## Begin Excerpt to read

Mobile GPU Faceoff: AMD Dynamic Switchable Graphics vs. NVIDIA Optimus Technology

Name: Mobile GPU Faceoff: AMD Dynamic Switchable Graphics vs. NVIDIA Optimus Technology
Item: Mobile GPU Faceoff: AMD Dynamic Switchable Graphics vs. NVIDIA Optimus Technology
Author: Jarred Walton

by Jarred Walton on September 20, 2011 6:40 AM EST

91 Comments | Add A Comment

91 Comments

How AMD’s Dynamic Switchable Graphics Works

One of the things we discussed with AMD was the technical details of their dynamic switchable graphics. At a high level, things might appear similar to NVIDIA’s Optimus, but dig a little deeper and you start to find differences. To recap how switchable graphics works, let’s start at the top.

The original switchable graphics technologies used the IGP and dedicated GPU as discrete devices. Both were connected to the necessary display outputs, with some hardware muxes that could select the active device. This requires more cost in the motherboard, and switching results in a blanking of the display as one device is deactivated and the other comes online. In the earliest implementations, you had to reboot when switching, and the system would start with either the IGP or dGPU active. Later implementations moved to software controlled muxes and dynamic switching, which required Windows Vista to work properly (since the IGP driver would unload, the GPU driver would start, and then the display content would activate on the GPU).

NVIDIA’s Optimus changes things quite a bit, as there are no longer any muxes. The display ports are always linked to the IGP output, and NVIDIA’s drivers simply look for calls to applications that the dedicated GPU can help accelerate. When they detect such an application—and the user can add their own custom apps—the drivers wake up the GPU and send it the rendering commands. The GPU does all of the necessary work, and then the result is copied directly into the IGP framebuffer, omitting any flickering or other undesirable effects as the IGP is constantly connected to the display output. The GPU can wake up in a fraction of a second, and when it’s no longer needed it will power down completely. NVIDIA even demonstrated this by removing the dGPU from a test system while it was powered on. The only catch is that the drivers need to have some knowledge of the applications/games in order to know when to use the GPU.

The details of AMD’s Dynamic Switchable Graphics are similar in practice to Optimus, but with a few differences. First, AMD always has both the IGP and GPU driver loaded, with a proxy driver funneling commands to the appropriate GPU. Where NVIDIA is able to completely power off the GPU under Optimus, AMD has modified their GPUs so that the PCI-E bus is isolated from the rest of the chip. Now when the GPU isn’t needed, everything powers down except for that PCI-E connection, so Windows doesn’t try to load/unload the GPU driver. The PCI-E link state gets retained, and a small amount (around 50mW) is needed to keep the PCI-E state active, but as far as Windows knows the GPU is still ready and waiting for input. AMD also informed us that their new GPUs use link adapter mode instead of multi adapter mode, and that this plays a role in their dynamic switchable graphics, but we didn’t receive any additional details on this subject.

## End Excerpt to read
## Begin Available data

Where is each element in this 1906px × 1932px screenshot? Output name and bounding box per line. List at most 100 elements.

## End Available data

◆ **Given request**: Repeat, word for word, the passage of the switchable graphics article above that lies between "91 Comments |" and "at the top.", inclusive.

◆ **Result for this exercise**:
91 Comments | Add A Comment

91 Comments

How AMD’s Dynamic Switchable Graphics Works

One of the things we discussed with AMD was the technical details of their dynamic switchable graphics. At a high level, things might appear similar to NVIDIA’s Optimus, but dig a little deeper and you start to find differences. To recap how switchable graphics works, let’s start at the top.